Stated task: Without including any pictures, copy each entry below exactly.

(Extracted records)
* * * * *

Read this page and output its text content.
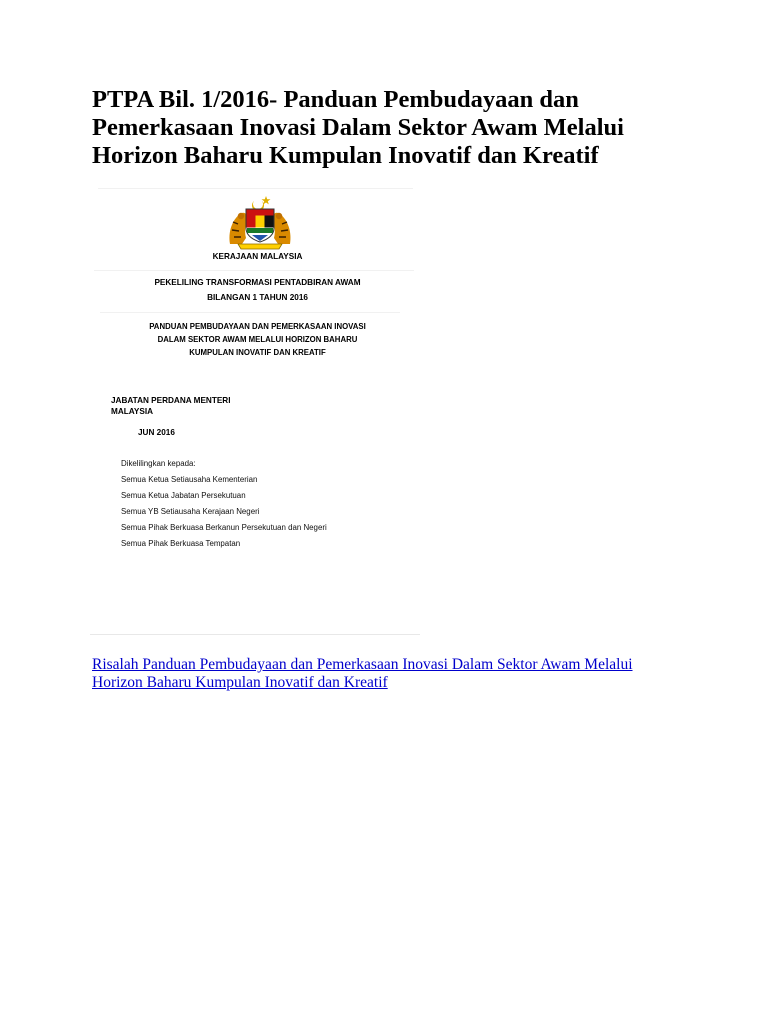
PTPA Bil. 1/2016- Panduan Pembudayaan dan
Pemerkasaan Inovasi Dalam Sektor Awam Melalui
Horizon Baharu Kumpulan Inovatif dan Kreatif
KERAJAAN MALAYSIA
PEKELILING TRANSFORMASI PENTADBIRAN AWAM
BILANGAN 1 TAHUN 2016
PANDUAN PEMBUDAYAAN DAN PEMERKASAAN INOVASI
DALAM SEKTOR AWAM MELALUI HORIZON BAHARU
KUMPULAN INOVATIF DAN KREATIF
JABATAN PERDANA MENTERI
MALAYSIA
JUN 2016
Dikelilingkan kepada:
Semua Ketua Setiausaha Kementerian
Semua Ketua Jabatan Persekutuan
Semua YB Setiausaha Kerajaan Negeri
Semua Pihak Berkuasa Berkanun Persekutuan dan Negeri
Semua Pihak Berkuasa Tempatan

Risalah Panduan Pembudayaan dan Pemerkasaan Inovasi Dalam Sektor Awam Melalui
Horizon Baharu Kumpulan Inovatif dan Kreatif
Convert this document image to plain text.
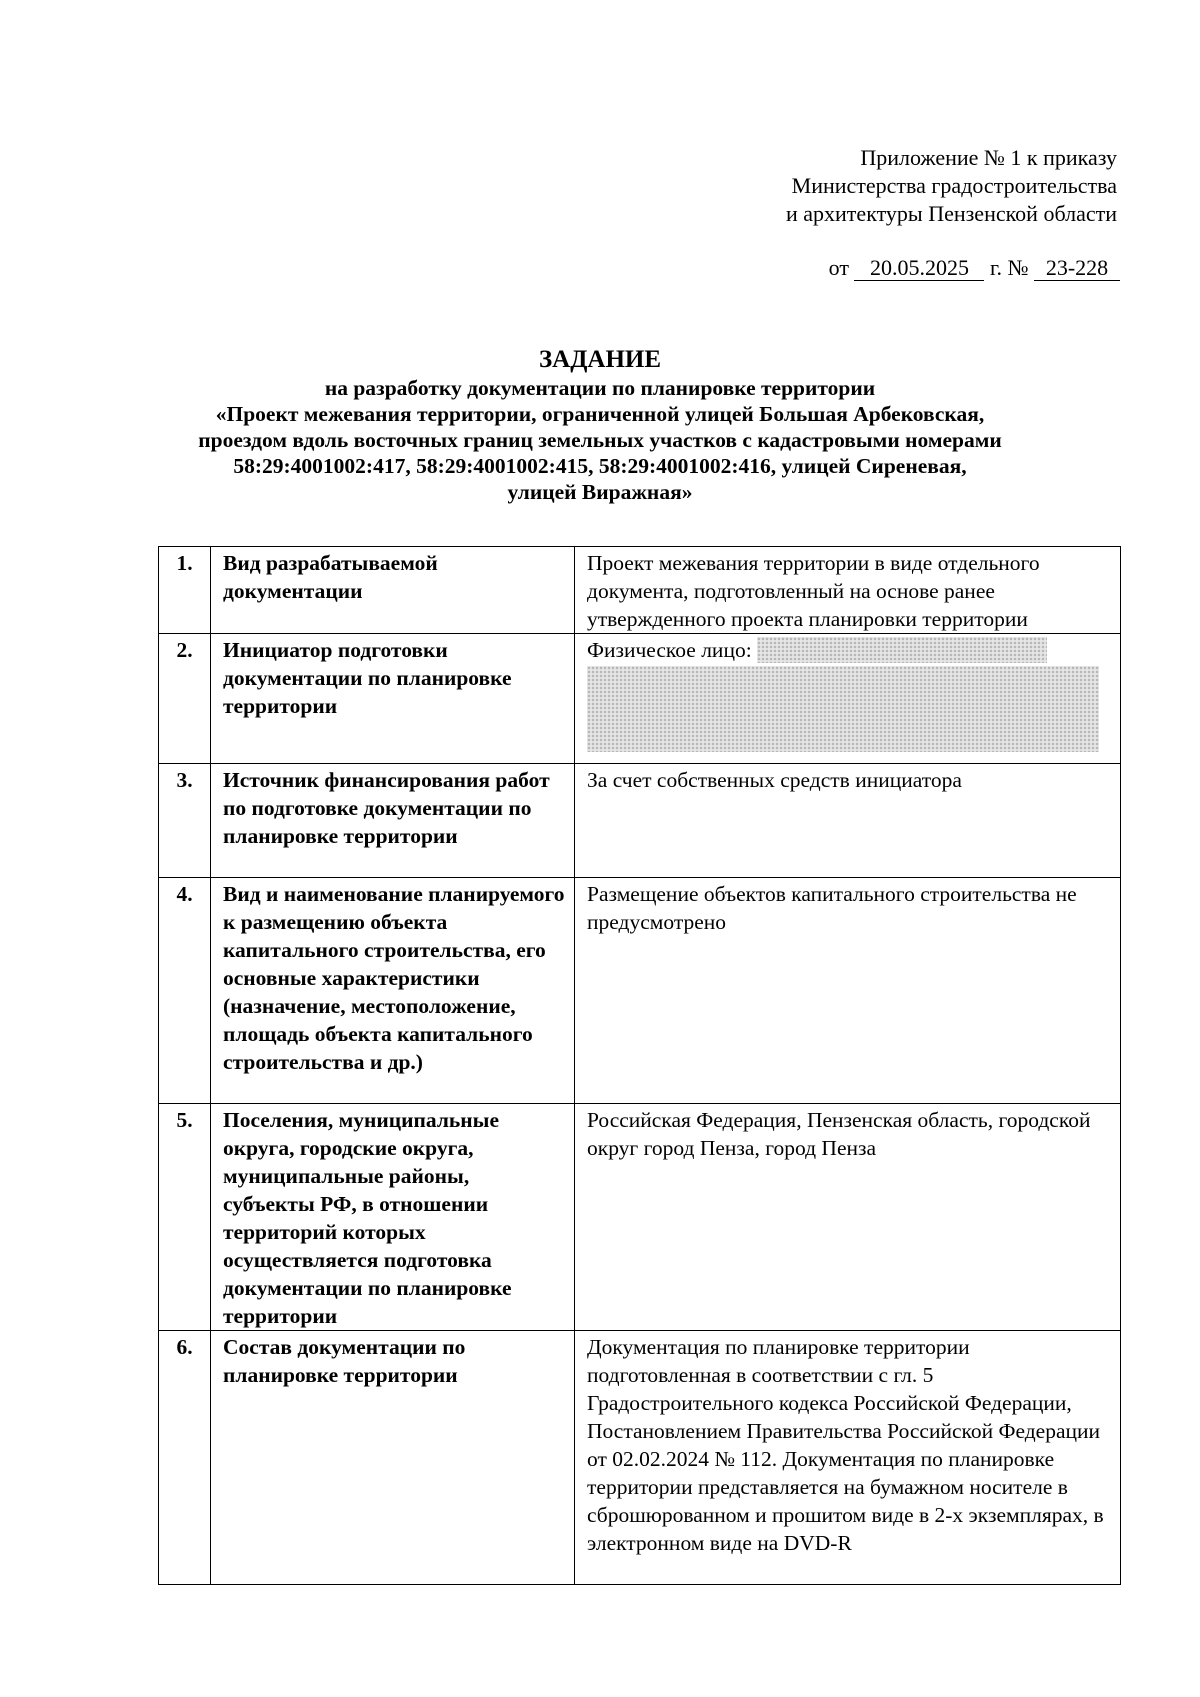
Приложение № 1 к приказу
Министерства градостроительства
и архитектуры Пензенской области
от 20.05.2025 г. № 23-228
ЗАДАНИЕ
на разработку документации по планировке территории
«Проект межевания территории, ограниченной улицей Большая Арбековская,
проездом вдоль восточных границ земельных участков с кадастровыми номерами
58:29:4001002:417, 58:29:4001002:415, 58:29:4001002:416, улицей Сиреневая,
улицей Виражная»
1.	Вид разрабатываемой документации	Проект межевания территории в виде отдельного документа, подготовленный на основе ранее утвержденного проекта планировки территории
2.	Инициатор подготовки документации по планировке территории	Физическое лицо:

3.	Источник финансирования работ по подготовке документации по планировке территории	За счет собственных средств инициатора
4.	Вид и наименование планируемого к размещению объекта капитального строительства, его основные характеристики (назначение, местоположение, площадь объекта капитального строительства и др.)	Размещение объектов капитального строительства не предусмотрено
5.	Поселения, муниципальные округа, городские округа, муниципальные районы, субъекты РФ, в отношении территорий которых осуществляется подготовка документации по планировке территории	Российская Федерация, Пензенская область, городской округ город Пенза, город Пенза
6.	Состав документации по планировке территории	Документация по планировке территории подготовленная в соответствии с гл. 5 Градостроительного кодекса Российской Федерации, Постановлением Правительства Российской Федерации от 02.02.2024 № 112. Документация по планировке территории представляется на бумажном носителе в сброшюрованном и прошитом виде в 2-х экземплярах, в электронном виде на DVD-R
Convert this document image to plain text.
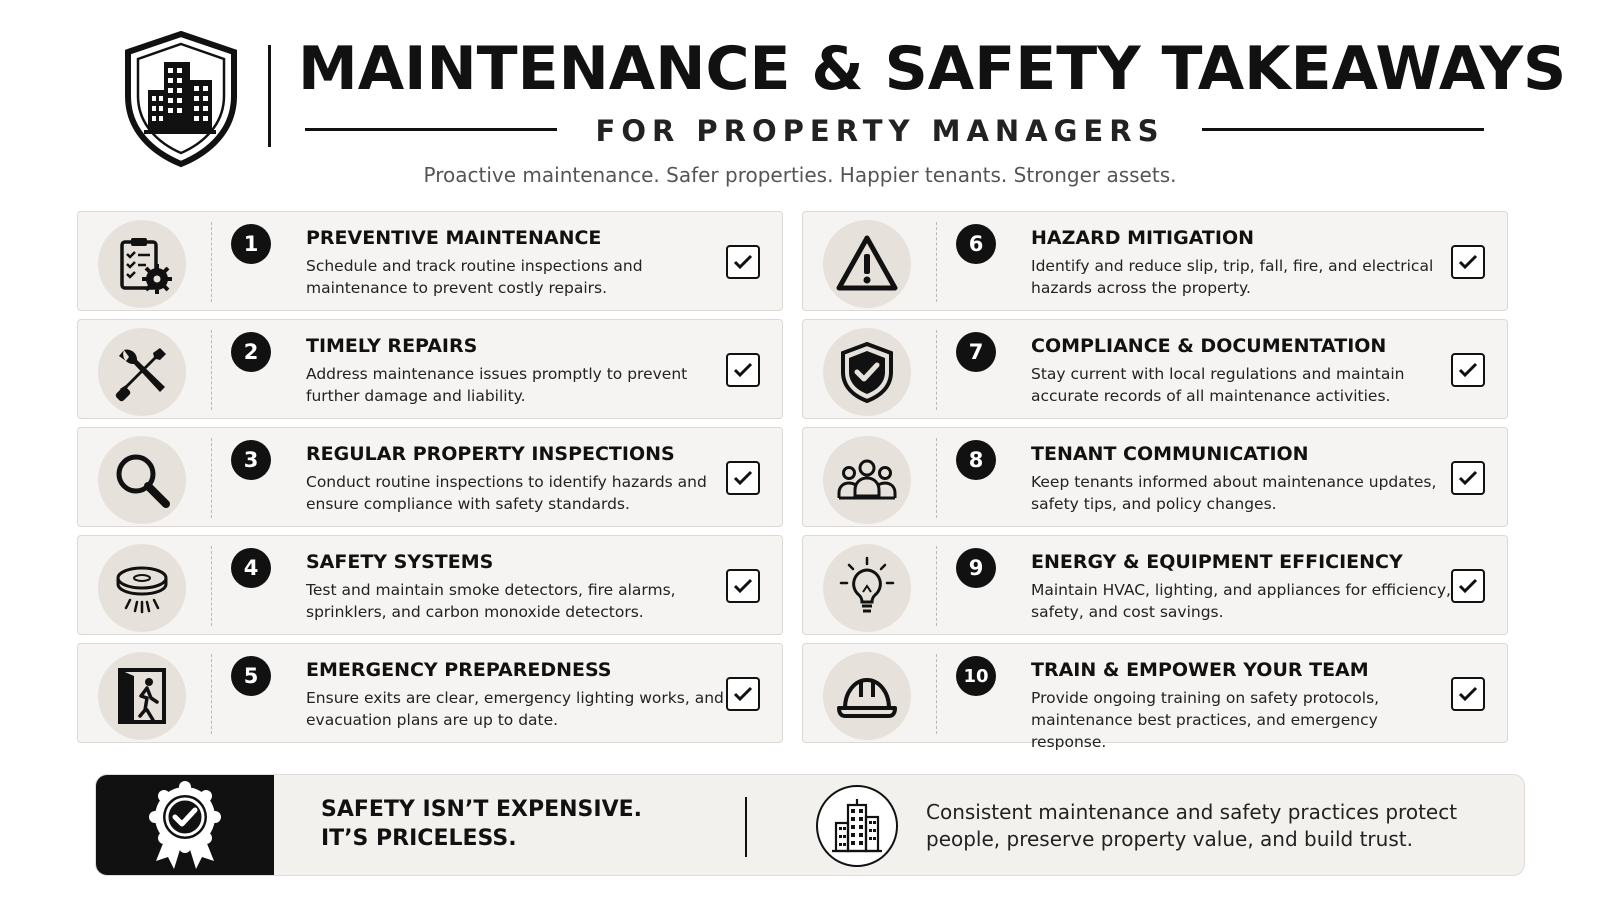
MAINTENANCE & SAFETY TAKEAWAYS
FOR PROPERTY MANAGERS
Proactive maintenance. Safer properties. Happier tenants. Stronger assets.
1	PREVENTIVE MAINTENANCE
Schedule and track routine inspections and maintenance to prevent costly repairs.
2	TIMELY REPAIRS
Address maintenance issues promptly to prevent further damage and liability.
3	REGULAR PROPERTY INSPECTIONS
Conduct routine inspections to identify hazards and ensure compliance with safety standards.
4	SAFETY SYSTEMS
Test and maintain smoke detectors, fire alarms, sprinklers, and carbon monoxide detectors.
5	EMERGENCY PREPAREDNESS
Ensure exits are clear, emergency lighting works, and evacuation plans are up to date.
6	HAZARD MITIGATION
Identify and reduce slip, trip, fall, fire, and electrical hazards across the property.
7	COMPLIANCE & DOCUMENTATION
Stay current with local regulations and maintain accurate records of all maintenance activities.
8	TENANT COMMUNICATION
Keep tenants informed about maintenance updates, safety tips, and policy changes.
9	ENERGY & EQUIPMENT EFFICIENCY
Maintain HVAC, lighting, and appliances for efficiency, safety, and cost savings.
10	TRAIN & EMPOWER YOUR TEAM
Provide ongoing training on safety protocols, maintenance best practices, and emergency response.
SAFETY ISN’T EXPENSIVE.
IT’S PRICELESS.
Consistent maintenance and safety practices protect people, preserve property value, and build trust.
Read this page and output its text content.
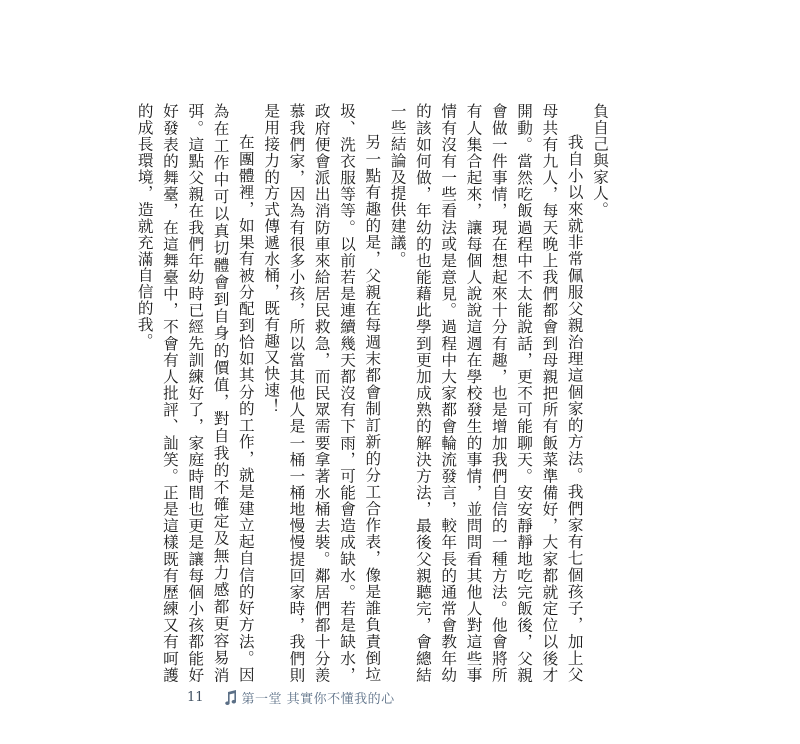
負自己與家人。

我自小以來就非常佩服父親治理這個家的方法。我們家有七個孩子，加上父母共有九人，每天晚上我們都會到母親把所有飯菜準備好，大家都就定位以後才開動。當然吃飯過程中不太能說話，更不可能聊天。安安靜靜地吃完飯後，父親會做一件事情，現在想起來十分有趣，也是增加我們自信的一種方法。他會將所有人集合起來，讓每個人說說這週在學校發生的事情，並問問看其他人對這些事情有沒有一些看法或是意見。過程中大家都會輪流發言，較年長的通常會教年幼的該如何做，年幼的也能藉此學到更加成熟的解決方法，最後父親聽完，會總結一些結論及提供建議。

另一點有趣的是，父親在每週末都會制訂新的分工合作表，像是誰負責倒垃圾、洗衣服等等。以前若是連續幾天都沒有下雨，可能會造成缺水。若是缺水，政府便會派出消防車來給居民救急，而民眾需要拿著水桶去裝。鄰居們都十分羨慕我們家，因為有很多小孩，所以當其他人是一桶一桶地慢慢提回家時，我們則是用接力的方式傳遞水桶，既有趣又快速！

在團體裡，如果有被分配到恰如其分的工作，就是建立起自信的好方法。因為在工作中可以真切體會到自身的價值，對自我的不確定及無力感都更容易消弭。這點父親在我們年幼時已經先訓練好了，家庭時間也更是讓每個小孩都能好好發表的舞臺，在這舞臺中，不會有人批評、訕笑。正是這樣既有歷練又有呵護的成長環境，造就充滿自信的我。

11	第一堂 其實你不懂我的心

* * * * *

Exercise result:
Read this page and output its text content.
PTPA Bil. 1/2016- Panduan Pembudayaan dan
Pemerkasaan Inovasi Dalam Sektor Awam Melalui
Horizon Baharu Kumpulan Inovatif dan Kreatif
KERAJAAN MALAYSIA
PEKELILING TRANSFORMASI PENTADBIRAN AWAM
BILANGAN 1 TAHUN 2016
PANDUAN PEMBUDAYAAN DAN PEMERKASAAN INOVASI
DALAM SEKTOR AWAM MELALUI HORIZON BAHARU
KUMPULAN INOVATIF DAN KREATIF
JABATAN PERDANA MENTERI
MALAYSIA
JUN 2016
Dikelilingkan kepada:
Semua Ketua Setiausaha Kementerian
Semua Ketua Jabatan Persekutuan
Semua YB Setiausaha Kerajaan Negeri
Semua Pihak Berkuasa Berkanun Persekutuan dan Negeri
Semua Pihak Berkuasa Tempatan

Risalah Panduan Pembudayaan dan Pemerkasaan Inovasi Dalam Sektor Awam Melalui
Horizon Baharu Kumpulan Inovatif dan Kreatif
Convert this document image to plain text.
Приложение № 1 к приказу
Министерства градостроительства
и архитектуры Пензенской области
от 20.05.2025 г. № 23-228
ЗАДАНИЕ
на разработку документации по планировке территории
«Проект межевания территории, ограниченной улицей Большая Арбековская,
проездом вдоль восточных границ земельных участков с кадастровыми номерами
58:29:4001002:417, 58:29:4001002:415, 58:29:4001002:416, улицей Сиреневая,
улицей Виражная»
1.	Вид разрабатываемой документации	Проект межевания территории в виде отдельного документа, подготовленный на основе ранее утвержденного проекта планировки территории
2.	Инициатор подготовки документации по планировке территории	Физическое лицо:

3.	Источник финансирования работ по подготовке документации по планировке территории	За счет собственных средств инициатора
4.	Вид и наименование планируемого к размещению объекта капитального строительства, его основные характеристики (назначение, местоположение, площадь объекта капитального строительства и др.)	Размещение объектов капитального строительства не предусмотрено
5.	Поселения, муниципальные округа, городские округа, муниципальные районы, субъекты РФ, в отношении территорий которых осуществляется подготовка документации по планировке территории	Российская Федерация, Пензенская область, городской округ город Пенза, город Пенза
6.	Состав документации по планировке территории	Документация по планировке территории подготовленная в соответствии с гл. 5 Градостроительного кодекса Российской Федерации, Постановлением Правительства Российской Федерации от 02.02.2024 № 112. Документация по планировке территории представляется на бумажном носителе в сброшюрованном и прошитом виде в 2-х экземплярах, в электронном виде на DVD-R
Convert this document image to plain text.
MAINTENANCE & SAFETY TAKEAWAYS
FOR PROPERTY MANAGERS
Proactive maintenance. Safer properties. Happier tenants. Stronger assets.
1	PREVENTIVE MAINTENANCE
Schedule and track routine inspections and maintenance to prevent costly repairs.
2	TIMELY REPAIRS
Address maintenance issues promptly to prevent further damage and liability.
3	REGULAR PROPERTY INSPECTIONS
Conduct routine inspections to identify hazards and ensure compliance with safety standards.
4	SAFETY SYSTEMS
Test and maintain smoke detectors, fire alarms, sprinklers, and carbon monoxide detectors.
5	EMERGENCY PREPAREDNESS
Ensure exits are clear, emergency lighting works, and evacuation plans are up to date.
6	HAZARD MITIGATION
Identify and reduce slip, trip, fall, fire, and electrical hazards across the property.
7	COMPLIANCE & DOCUMENTATION
Stay current with local regulations and maintain accurate records of all maintenance activities.
8	TENANT COMMUNICATION
Keep tenants informed about maintenance updates, safety tips, and policy changes.
9	ENERGY & EQUIPMENT EFFICIENCY
Maintain HVAC, lighting, and appliances for efficiency, safety, and cost savings.
10	TRAIN & EMPOWER YOUR TEAM
Provide ongoing training on safety protocols, maintenance best practices, and emergency response.
SAFETY ISN’T EXPENSIVE.
IT’S PRICELESS.
Consistent maintenance and safety practices protect people, preserve property value, and build trust.
Read this page and output its text content.
負自己與家人。

我自小以來就非常佩服父親治理這個家的方法。我們家有七個孩子，加上父母共有九人，每天晚上我們都會到母親把所有飯菜準備好，大家都就定位以後才開動。當然吃飯過程中不太能說話，更不可能聊天。安安靜靜地吃完飯後，父親會做一件事情，現在想起來十分有趣，也是增加我們自信的一種方法。他會將所有人集合起來，讓每個人說說這週在學校發生的事情，並問問看其他人對這些事情有沒有一些看法或是意見。過程中大家都會輪流發言，較年長的通常會教年幼的該如何做，年幼的也能藉此學到更加成熟的解決方法，最後父親聽完，會總結一些結論及提供建議。

另一點有趣的是，父親在每週末都會制訂新的分工合作表，像是誰負責倒垃圾、洗衣服等等。以前若是連續幾天都沒有下雨，可能會造成缺水。若是缺水，政府便會派出消防車來給居民救急，而民眾需要拿著水桶去裝。鄰居們都十分羨慕我們家，因為有很多小孩，所以當其他人是一桶一桶地慢慢提回家時，我們則是用接力的方式傳遞水桶，既有趣又快速！

在團體裡，如果有被分配到恰如其分的工作，就是建立起自信的好方法。因為在工作中可以真切體會到自身的價值，對自我的不確定及無力感都更容易消弭。這點父親在我們年幼時已經先訓練好了，家庭時間也更是讓每個小孩都能好好發表的舞臺，在這舞臺中，不會有人批評、訕笑。正是這樣既有歷練又有呵護的成長環境，造就充滿自信的我。

11	第一堂 其實你不懂我的心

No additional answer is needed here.